Goal → Report only how many lines hold the word "color".
## Start
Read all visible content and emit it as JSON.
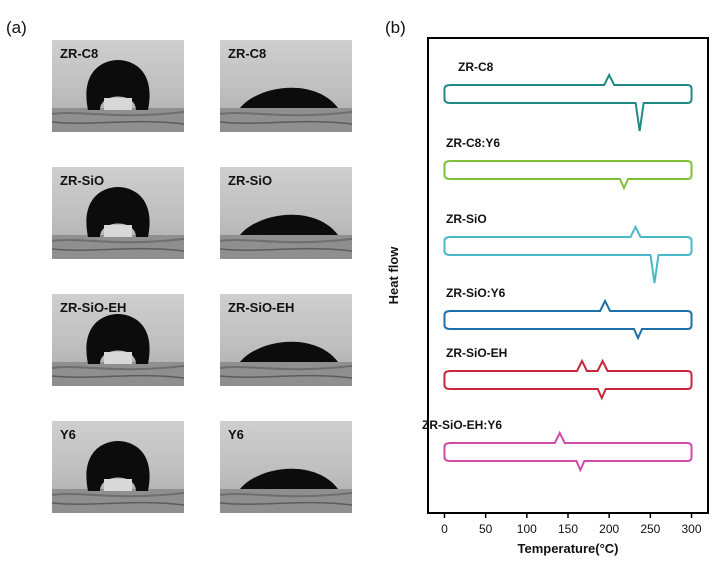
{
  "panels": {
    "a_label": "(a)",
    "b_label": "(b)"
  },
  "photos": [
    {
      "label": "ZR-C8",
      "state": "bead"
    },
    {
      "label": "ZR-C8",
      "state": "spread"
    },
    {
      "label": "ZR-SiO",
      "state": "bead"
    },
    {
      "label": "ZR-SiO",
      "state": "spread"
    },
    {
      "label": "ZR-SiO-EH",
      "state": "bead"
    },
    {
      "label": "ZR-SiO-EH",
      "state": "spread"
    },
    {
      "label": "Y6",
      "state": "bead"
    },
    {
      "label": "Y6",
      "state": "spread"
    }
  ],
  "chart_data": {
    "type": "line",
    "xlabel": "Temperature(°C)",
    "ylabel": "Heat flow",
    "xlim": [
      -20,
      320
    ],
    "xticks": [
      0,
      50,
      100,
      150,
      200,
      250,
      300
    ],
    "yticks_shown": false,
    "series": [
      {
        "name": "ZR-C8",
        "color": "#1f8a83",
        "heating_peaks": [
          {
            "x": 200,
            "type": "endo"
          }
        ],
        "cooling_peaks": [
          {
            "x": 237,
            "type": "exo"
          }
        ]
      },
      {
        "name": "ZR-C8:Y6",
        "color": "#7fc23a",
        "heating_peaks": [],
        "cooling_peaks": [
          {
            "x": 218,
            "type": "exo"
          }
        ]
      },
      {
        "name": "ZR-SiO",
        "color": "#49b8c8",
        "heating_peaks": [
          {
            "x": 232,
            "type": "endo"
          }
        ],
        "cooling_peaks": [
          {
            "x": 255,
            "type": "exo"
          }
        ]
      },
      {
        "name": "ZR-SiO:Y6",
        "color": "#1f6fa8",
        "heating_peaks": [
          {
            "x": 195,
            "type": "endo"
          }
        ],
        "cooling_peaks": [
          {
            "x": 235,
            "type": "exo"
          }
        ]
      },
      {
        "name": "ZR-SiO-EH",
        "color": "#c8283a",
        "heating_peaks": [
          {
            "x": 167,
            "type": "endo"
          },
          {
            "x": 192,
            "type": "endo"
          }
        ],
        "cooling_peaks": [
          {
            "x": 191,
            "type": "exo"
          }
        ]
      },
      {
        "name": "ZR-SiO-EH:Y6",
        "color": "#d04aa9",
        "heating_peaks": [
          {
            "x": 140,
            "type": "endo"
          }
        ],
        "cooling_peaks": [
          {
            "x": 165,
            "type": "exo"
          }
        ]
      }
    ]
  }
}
## End
Solution to this exercise → 6